* BEGIN *

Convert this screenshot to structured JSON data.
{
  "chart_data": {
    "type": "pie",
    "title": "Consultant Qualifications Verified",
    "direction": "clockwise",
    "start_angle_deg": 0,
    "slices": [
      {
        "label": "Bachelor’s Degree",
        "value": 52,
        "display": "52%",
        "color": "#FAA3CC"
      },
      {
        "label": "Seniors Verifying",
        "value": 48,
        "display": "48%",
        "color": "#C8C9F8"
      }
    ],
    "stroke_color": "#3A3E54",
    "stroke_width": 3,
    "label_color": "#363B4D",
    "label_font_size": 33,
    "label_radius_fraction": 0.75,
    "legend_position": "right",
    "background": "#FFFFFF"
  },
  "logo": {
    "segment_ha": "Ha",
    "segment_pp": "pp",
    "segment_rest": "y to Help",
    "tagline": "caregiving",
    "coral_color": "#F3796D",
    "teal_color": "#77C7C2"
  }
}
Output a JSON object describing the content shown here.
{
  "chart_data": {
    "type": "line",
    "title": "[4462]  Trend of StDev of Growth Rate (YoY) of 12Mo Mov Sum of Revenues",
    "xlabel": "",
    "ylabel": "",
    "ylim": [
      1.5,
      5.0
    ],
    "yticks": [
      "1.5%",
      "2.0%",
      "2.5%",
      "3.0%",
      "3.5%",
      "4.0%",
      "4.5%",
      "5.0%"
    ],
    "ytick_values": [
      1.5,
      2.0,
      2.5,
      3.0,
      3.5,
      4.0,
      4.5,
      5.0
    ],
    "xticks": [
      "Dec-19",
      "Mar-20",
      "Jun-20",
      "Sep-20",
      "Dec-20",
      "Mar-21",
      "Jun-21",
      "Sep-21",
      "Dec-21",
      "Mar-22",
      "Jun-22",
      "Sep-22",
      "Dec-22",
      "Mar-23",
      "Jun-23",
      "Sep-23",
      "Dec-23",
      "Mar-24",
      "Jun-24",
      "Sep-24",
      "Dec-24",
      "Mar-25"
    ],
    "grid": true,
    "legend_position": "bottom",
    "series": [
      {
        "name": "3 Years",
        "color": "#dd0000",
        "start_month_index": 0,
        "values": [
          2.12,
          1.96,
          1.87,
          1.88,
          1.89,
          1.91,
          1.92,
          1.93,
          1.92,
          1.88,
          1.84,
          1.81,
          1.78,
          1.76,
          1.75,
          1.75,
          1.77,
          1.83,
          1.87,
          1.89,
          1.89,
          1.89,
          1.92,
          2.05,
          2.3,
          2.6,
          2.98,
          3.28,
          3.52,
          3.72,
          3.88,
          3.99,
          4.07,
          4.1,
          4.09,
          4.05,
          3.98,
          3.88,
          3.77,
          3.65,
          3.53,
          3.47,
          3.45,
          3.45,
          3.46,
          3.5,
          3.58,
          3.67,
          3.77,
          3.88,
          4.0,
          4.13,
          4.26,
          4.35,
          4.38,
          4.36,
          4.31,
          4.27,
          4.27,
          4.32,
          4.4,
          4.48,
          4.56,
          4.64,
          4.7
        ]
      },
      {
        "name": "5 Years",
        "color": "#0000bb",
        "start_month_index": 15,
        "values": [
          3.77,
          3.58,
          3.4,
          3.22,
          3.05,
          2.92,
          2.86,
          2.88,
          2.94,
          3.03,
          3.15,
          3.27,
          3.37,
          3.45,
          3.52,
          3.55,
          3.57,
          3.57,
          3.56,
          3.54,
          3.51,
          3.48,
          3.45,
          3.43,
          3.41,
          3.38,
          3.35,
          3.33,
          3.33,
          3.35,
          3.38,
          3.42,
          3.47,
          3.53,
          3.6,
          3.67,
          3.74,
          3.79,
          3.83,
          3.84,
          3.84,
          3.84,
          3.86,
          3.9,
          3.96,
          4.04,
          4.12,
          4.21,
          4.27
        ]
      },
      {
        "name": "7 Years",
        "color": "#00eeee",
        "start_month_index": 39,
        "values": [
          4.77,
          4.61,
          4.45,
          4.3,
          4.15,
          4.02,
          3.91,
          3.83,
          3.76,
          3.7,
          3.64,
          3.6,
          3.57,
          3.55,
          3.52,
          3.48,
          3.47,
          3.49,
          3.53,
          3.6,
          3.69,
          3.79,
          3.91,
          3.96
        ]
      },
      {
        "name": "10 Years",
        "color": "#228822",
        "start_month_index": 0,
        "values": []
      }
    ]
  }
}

* END *

### YOUR OBJECTIVE
What is needed here is an exact reproduction of all the entries.

### EXERCISE OUTPUT
Convert this screenshot to structured JSON data.
{
  "chart_data": {
    "type": "pie",
    "title": "Consultant Qualifications Verified",
    "direction": "clockwise",
    "start_angle_deg": 0,
    "slices": [
      {
        "label": "Bachelor’s Degree",
        "value": 52,
        "display": "52%",
        "color": "#FAA3CC"
      },
      {
        "label": "Seniors Verifying",
        "value": 48,
        "display": "48%",
        "color": "#C8C9F8"
      }
    ],
    "stroke_color": "#3A3E54",
    "stroke_width": 3,
    "label_color": "#363B4D",
    "label_font_size": 33,
    "label_radius_fraction": 0.75,
    "legend_position": "right",
    "background": "#FFFFFF"
  },
  "logo": {
    "segment_ha": "Ha",
    "segment_pp": "pp",
    "segment_rest": "y to Help",
    "tagline": "caregiving",
    "coral_color": "#F3796D",
    "teal_color": "#77C7C2"
  }
}
Output a JSON object describing the content shown here.
{
  "chart_data": {
    "type": "line",
    "title": "[4462]  Trend of StDev of Growth Rate (YoY) of 12Mo Mov Sum of Revenues",
    "xlabel": "",
    "ylabel": "",
    "ylim": [
      1.5,
      5.0
    ],
    "yticks": [
      "1.5%",
      "2.0%",
      "2.5%",
      "3.0%",
      "3.5%",
      "4.0%",
      "4.5%",
      "5.0%"
    ],
    "ytick_values": [
      1.5,
      2.0,
      2.5,
      3.0,
      3.5,
      4.0,
      4.5,
      5.0
    ],
    "xticks": [
      "Dec-19",
      "Mar-20",
      "Jun-20",
      "Sep-20",
      "Dec-20",
      "Mar-21",
      "Jun-21",
      "Sep-21",
      "Dec-21",
      "Mar-22",
      "Jun-22",
      "Sep-22",
      "Dec-22",
      "Mar-23",
      "Jun-23",
      "Sep-23",
      "Dec-23",
      "Mar-24",
      "Jun-24",
      "Sep-24",
      "Dec-24",
      "Mar-25"
    ],
    "grid": true,
    "legend_position": "bottom",
    "series": [
      {
        "name": "3 Years",
        "color": "#dd0000",
        "start_month_index": 0,
        "values": [
          2.12,
          1.96,
          1.87,
          1.88,
          1.89,
          1.91,
          1.92,
          1.93,
          1.92,
          1.88,
          1.84,
          1.81,
          1.78,
          1.76,
          1.75,
          1.75,
          1.77,
          1.83,
          1.87,
          1.89,
          1.89,
          1.89,
          1.92,
          2.05,
          2.3,
          2.6,
          2.98,
          3.28,
          3.52,
          3.72,
          3.88,
          3.99,
          4.07,
          4.1,
          4.09,
          4.05,
          3.98,
          3.88,
          3.77,
          3.65,
          3.53,
          3.47,
          3.45,
          3.45,
          3.46,
          3.5,
          3.58,
          3.67,
          3.77,
          3.88,
          4.0,
          4.13,
          4.26,
          4.35,
          4.38,
          4.36,
          4.31,
          4.27,
          4.27,
          4.32,
          4.4,
          4.48,
          4.56,
          4.64,
          4.7
        ]
      },
      {
        "name": "5 Years",
        "color": "#0000bb",
        "start_month_index": 15,
        "values": [
          3.77,
          3.58,
          3.4,
          3.22,
          3.05,
          2.92,
          2.86,
          2.88,
          2.94,
          3.03,
          3.15,
          3.27,
          3.37,
          3.45,
          3.52,
          3.55,
          3.57,
          3.57,
          3.56,
          3.54,
          3.51,
          3.48,
          3.45,
          3.43,
          3.41,
          3.38,
          3.35,
          3.33,
          3.33,
          3.35,
          3.38,
          3.42,
          3.47,
          3.53,
          3.6,
          3.67,
          3.74,
          3.79,
          3.83,
          3.84,
          3.84,
          3.84,
          3.86,
          3.9,
          3.96,
          4.04,
          4.12,
          4.21,
          4.27
        ]
      },
      {
        "name": "7 Years",
        "color": "#00eeee",
        "start_month_index": 39,
        "values": [
          4.77,
          4.61,
          4.45,
          4.3,
          4.15,
          4.02,
          3.91,
          3.83,
          3.76,
          3.7,
          3.64,
          3.6,
          3.57,
          3.55,
          3.52,
          3.48,
          3.47,
          3.49,
          3.53,
          3.6,
          3.69,
          3.79,
          3.91,
          3.96
        ]
      },
      {
        "name": "10 Years",
        "color": "#228822",
        "start_month_index": 0,
        "values": []
      }
    ]
  }
}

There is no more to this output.